Richiesta scritta 1:
Ricopia dal brano sul metano e il clima il passo che va da "Lo scorso febbraio" fino a "più breve permanenza in atmosfera." incluso.
Richiesta scritta 2:
Secondo il brano sul metano e il clima, in quanto tempo il metano scompare dall'atmosfera?

Lo scorso febbraio gli USA hanno lanciato una strategia che sposta il focus delle azioni contro il riscaldamento globale dall’anidride carbonica verso inquinanti altrettanto – se non più – dannosi, ma dalla più breve permanenza in atmosfera.

La Climate and Clean Air Coalition to Reduce Short-Lived Climate Pollutants è un’iniziativa che mette insieme Stati Uniti, Bangladesh, Canada, Ghana, Messico e Svezia, con il coordinamento dell’Environmental Program delle Nazioni Unite (Unep). L’obbiettivo è di produrre vantaggi concreti per il clima, la sicurezza alimentare, la sanità e la gestione dell’energia attraverso la riduzione di inquinanti climalteranti dalla breve permanenza in atmosfera. In particolare, la coalizione intende concentrarsi sulla riduzione di metano, idrofluorocarburi e black carbon. La componente più importante di questa triade è data dal metano: un gas serra considerato 20 volte più potente dell’anidride carbonica ma che, a differenza di quest’ultima, nel giro di una dozzina d’anni scompare dall’atmosfera. Le azioni proposte dal piano USA prevedono di catturare il metano prodotto da discariche, attività minerarie e impianti di produzione energetica, per poi utilizzarlo come combustibile. 

L’iniziativa si basa su una serie di studi secondo cui la riduzione del metano sarebbe un modo più rapido per affrontare i cambiamenti climatici rispetto alle strategie che puntano sulla CO2. Oltre a una ricerca pubblicata lo scorso novembre dallo stesso Unep, a portare il dibattito sul metano è stato uno studio condotto dal Nasa Goddard Institute, in collaborazione con l’Earth Institute della Columbia University, intitolato Simultaneously Mitigating Near-Term Climate Change and Improving Human Health and Food Security. Gli autori della ricerca, pubblicata lo scorso gennaio sulla rivista Science, individuano 14 azioni mirate alla riduzione dell’ozono troposferico e del black carbon, attraverso cui – sostengono – si può ottenere un abbassamento di 0,5 gradi centigradi rispetto ai livelli di riscaldamento globale previsti dalla scienza entro il 2050. In un lasso di tempo minore rispetto alla tempistica richiesta dalla strategia di riduzione della CO2, si potrebbe evitare di superare quel limite di 2 °C che metterebbe a rischio l’umanità.

Estratti dei record:
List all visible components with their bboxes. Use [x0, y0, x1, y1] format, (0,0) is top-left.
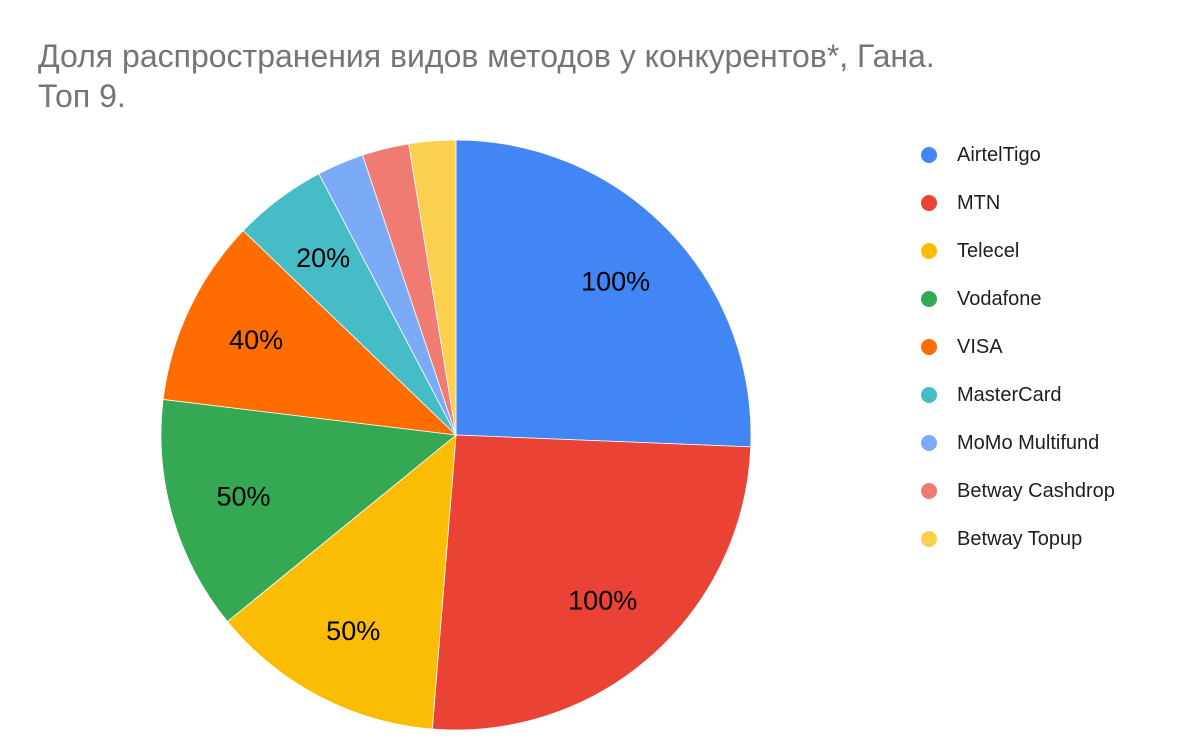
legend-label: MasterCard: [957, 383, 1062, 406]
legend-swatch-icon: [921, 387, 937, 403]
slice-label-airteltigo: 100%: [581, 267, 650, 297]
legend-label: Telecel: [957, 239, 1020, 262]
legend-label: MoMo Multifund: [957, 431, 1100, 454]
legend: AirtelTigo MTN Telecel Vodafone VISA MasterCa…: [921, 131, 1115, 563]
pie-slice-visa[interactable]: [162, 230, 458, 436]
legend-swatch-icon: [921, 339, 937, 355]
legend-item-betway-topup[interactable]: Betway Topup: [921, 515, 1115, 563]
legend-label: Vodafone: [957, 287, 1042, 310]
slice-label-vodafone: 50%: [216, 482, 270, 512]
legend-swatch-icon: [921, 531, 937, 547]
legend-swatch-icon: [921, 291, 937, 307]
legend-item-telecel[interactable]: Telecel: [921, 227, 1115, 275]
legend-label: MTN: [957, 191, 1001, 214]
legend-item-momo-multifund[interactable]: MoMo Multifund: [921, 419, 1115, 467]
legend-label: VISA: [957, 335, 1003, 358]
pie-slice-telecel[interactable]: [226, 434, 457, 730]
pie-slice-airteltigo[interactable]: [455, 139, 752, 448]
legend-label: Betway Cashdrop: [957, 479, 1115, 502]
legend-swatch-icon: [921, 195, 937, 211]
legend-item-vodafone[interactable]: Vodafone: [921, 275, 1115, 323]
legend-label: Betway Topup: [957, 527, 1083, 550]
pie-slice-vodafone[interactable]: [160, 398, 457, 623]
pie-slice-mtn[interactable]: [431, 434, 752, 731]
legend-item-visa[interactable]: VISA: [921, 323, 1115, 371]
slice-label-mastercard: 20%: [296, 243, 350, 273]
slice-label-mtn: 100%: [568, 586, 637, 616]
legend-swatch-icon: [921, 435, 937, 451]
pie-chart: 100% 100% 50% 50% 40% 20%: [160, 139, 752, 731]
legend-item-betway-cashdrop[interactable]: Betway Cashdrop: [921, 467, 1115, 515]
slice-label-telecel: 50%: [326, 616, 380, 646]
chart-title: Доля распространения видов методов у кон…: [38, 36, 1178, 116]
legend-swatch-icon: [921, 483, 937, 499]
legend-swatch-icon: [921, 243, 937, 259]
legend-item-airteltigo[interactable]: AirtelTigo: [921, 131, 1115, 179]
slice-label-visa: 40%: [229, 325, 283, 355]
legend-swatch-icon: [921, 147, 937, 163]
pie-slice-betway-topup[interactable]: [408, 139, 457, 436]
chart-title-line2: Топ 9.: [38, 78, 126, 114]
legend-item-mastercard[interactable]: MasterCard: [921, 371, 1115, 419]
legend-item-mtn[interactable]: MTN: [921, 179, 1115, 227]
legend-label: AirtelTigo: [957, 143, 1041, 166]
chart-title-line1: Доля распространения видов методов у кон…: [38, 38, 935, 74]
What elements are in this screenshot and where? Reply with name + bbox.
==
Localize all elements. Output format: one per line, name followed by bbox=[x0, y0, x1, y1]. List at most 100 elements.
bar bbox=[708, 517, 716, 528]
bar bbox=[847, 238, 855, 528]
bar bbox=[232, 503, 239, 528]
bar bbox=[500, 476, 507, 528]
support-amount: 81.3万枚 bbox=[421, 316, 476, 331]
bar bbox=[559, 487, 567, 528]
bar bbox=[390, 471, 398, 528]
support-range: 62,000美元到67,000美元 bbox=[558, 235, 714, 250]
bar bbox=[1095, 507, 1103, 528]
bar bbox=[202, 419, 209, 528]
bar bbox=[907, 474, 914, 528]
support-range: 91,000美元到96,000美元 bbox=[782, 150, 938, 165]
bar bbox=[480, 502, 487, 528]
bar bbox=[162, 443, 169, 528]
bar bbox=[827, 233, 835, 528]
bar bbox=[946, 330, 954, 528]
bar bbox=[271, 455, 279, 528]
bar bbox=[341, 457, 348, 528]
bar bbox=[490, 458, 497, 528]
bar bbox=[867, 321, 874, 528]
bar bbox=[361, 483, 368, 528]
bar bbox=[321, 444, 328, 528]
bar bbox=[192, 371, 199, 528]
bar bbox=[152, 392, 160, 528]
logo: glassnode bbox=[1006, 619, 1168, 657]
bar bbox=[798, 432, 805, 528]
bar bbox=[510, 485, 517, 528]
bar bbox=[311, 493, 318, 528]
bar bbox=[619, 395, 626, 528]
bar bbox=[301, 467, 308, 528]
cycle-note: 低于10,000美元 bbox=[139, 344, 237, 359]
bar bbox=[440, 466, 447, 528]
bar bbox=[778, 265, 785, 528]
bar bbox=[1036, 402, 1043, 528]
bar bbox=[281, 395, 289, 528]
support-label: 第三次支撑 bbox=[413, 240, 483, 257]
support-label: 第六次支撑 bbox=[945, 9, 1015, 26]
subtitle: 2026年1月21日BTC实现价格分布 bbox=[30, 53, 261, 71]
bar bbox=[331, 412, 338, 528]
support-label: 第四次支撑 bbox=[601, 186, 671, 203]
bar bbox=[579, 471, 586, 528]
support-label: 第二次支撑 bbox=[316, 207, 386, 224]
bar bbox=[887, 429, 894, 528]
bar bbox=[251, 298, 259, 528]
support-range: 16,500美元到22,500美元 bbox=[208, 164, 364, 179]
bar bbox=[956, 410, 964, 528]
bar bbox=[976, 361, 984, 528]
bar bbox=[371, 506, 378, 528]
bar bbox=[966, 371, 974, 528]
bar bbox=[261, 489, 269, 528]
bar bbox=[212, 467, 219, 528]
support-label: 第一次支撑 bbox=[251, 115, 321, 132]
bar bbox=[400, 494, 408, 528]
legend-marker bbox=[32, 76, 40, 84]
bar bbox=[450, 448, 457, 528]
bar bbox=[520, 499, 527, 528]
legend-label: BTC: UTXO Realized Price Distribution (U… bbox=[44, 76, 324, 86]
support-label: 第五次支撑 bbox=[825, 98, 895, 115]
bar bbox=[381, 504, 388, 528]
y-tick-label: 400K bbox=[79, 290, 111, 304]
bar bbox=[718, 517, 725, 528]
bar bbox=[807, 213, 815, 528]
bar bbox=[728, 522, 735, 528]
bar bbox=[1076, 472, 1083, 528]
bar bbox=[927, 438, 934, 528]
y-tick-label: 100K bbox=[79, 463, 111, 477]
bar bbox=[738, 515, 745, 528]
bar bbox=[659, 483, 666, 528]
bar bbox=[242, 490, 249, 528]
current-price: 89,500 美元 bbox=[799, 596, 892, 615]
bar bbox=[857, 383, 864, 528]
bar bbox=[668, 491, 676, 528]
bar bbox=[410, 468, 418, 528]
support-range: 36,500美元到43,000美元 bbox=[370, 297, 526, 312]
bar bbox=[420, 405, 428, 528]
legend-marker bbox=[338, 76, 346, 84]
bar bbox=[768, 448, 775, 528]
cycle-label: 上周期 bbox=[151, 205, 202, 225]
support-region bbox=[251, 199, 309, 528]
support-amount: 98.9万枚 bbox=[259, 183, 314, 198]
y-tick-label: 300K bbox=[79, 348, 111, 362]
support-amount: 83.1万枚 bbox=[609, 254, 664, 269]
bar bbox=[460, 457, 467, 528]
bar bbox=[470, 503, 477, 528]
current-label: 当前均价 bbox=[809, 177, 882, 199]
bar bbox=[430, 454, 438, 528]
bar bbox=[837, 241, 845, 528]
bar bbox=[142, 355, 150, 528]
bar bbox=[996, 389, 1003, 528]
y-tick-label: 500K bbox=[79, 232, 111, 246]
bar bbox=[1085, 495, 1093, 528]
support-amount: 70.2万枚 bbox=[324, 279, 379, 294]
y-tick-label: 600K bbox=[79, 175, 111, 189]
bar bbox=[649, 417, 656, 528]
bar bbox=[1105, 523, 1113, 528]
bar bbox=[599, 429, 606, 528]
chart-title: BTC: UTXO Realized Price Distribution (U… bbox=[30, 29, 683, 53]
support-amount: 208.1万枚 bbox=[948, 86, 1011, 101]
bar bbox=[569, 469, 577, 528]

Soluzione del problema 1:
Lo scorso febbraio gli USA hanno lanciato una strategia che sposta il focus delle azioni contro il riscaldamento globale dall’anidride carbonica verso inquinanti altrettanto – se non più – dannosi, ma dalla più breve permanenza in atmosfera.

Soluzione del problema 2:
Nel giro di una dozzina d'anni.